Pull each line holding the word "mariage" from the data.

◆ ◆ ◆ ◆ ◆ ◆ ◆

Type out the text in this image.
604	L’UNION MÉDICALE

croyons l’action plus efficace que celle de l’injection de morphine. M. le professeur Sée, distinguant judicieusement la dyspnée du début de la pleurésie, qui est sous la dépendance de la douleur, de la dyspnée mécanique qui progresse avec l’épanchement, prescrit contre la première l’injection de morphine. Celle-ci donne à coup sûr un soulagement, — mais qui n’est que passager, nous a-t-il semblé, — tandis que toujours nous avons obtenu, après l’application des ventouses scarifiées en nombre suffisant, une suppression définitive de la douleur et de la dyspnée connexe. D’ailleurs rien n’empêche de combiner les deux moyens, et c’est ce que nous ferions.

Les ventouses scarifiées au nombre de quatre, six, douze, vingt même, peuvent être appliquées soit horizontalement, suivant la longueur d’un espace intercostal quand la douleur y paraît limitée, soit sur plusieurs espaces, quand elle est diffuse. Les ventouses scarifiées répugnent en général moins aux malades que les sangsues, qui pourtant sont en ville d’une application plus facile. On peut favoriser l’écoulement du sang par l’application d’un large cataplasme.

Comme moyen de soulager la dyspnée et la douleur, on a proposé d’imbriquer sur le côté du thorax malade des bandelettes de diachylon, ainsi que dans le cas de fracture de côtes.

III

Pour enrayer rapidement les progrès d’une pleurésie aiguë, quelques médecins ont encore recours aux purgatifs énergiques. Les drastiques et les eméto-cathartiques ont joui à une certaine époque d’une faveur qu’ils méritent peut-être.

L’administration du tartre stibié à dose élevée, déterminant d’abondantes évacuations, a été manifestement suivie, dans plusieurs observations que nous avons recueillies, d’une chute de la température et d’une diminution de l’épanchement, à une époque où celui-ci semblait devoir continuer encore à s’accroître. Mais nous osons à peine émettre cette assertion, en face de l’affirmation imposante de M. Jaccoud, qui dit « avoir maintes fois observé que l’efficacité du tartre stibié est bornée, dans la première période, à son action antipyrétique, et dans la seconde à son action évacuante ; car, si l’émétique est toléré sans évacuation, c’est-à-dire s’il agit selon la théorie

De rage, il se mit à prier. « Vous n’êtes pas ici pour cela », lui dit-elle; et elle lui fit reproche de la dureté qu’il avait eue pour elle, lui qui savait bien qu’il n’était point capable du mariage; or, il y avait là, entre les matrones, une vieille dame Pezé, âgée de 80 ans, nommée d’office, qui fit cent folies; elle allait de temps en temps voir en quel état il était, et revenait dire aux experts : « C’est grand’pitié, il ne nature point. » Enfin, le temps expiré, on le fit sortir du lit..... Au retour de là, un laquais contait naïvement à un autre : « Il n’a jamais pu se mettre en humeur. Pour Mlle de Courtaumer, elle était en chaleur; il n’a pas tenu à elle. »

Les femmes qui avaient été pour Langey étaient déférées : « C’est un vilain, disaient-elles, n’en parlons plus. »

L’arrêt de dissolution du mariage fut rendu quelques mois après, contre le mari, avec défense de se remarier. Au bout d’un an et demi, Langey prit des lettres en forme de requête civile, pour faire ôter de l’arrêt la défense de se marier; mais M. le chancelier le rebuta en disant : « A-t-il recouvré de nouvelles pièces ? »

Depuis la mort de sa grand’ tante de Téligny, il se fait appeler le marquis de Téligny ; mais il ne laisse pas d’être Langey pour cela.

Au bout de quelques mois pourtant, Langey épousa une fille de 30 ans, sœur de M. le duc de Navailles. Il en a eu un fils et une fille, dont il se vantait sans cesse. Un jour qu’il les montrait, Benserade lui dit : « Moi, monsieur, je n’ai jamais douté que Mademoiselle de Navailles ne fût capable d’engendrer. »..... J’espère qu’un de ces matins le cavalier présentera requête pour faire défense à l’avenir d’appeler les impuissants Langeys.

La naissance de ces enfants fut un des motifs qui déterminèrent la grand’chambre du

◆ ◆ ◆ ◆ ◆ ◆ ◆

TASK RESULT:
De rage, il se mit à prier. « Vous n’êtes pas ici pour cela », lui dit-elle; et elle lui fit reproche de la dureté qu’il avait eue pour elle, lui qui savait bien qu’il n’était point capable du mariage; or, il y avait là, entre les matrones, une vieille dame Pezé, âgée de 80 ans, nommée d’office, qui fit cent folies; elle allait de temps en temps voir en quel état il était, et revenait dire aux experts : « C’est grand’pitié, il ne nature point. » Enfin, le temps expiré, on le fit sortir du lit..... Au retour de là, un laquais contait naïvement à un autre : « Il n’a jamais pu se mettre en humeur. Pour Mlle de Courtaumer, elle était en chaleur; il n’a pas tenu à elle. »
L’arrêt de dissolution du mariage fut rendu quelques mois après, contre le mari, avec défense de se remarier. Au bout d’un an et demi, Langey prit des lettres en forme de requête civile, pour faire ôter de l’arrêt la défense de se marier; mais M. le chancelier le rebuta en disant : « A-t-il recouvré de nouvelles pièces ? »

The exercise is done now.